■ REQUIREMENT: Every line that contains the word "icon" should be copied out.

### RECORDS FOR THE EXERCISE

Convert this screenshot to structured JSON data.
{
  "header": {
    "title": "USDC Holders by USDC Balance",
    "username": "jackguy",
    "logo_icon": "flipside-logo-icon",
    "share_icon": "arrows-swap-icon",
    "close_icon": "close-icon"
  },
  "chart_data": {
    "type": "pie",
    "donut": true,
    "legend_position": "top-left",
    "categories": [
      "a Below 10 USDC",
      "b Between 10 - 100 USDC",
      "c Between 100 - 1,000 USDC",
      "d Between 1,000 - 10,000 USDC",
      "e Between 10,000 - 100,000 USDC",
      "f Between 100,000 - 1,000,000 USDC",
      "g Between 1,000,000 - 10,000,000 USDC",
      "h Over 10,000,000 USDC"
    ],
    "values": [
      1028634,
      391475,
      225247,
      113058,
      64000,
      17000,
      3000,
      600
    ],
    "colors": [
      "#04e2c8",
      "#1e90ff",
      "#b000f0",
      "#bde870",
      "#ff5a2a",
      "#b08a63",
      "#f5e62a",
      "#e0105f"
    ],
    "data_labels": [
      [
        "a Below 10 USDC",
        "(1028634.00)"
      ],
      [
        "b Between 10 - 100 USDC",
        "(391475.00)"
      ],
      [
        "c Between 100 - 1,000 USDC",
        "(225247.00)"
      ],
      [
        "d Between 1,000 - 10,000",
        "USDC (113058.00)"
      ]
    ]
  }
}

######

■ RESPONSE:
    "logo_icon": "flipside-logo-icon",
    "share_icon": "arrows-swap-icon",
    "close_icon": "close-icon"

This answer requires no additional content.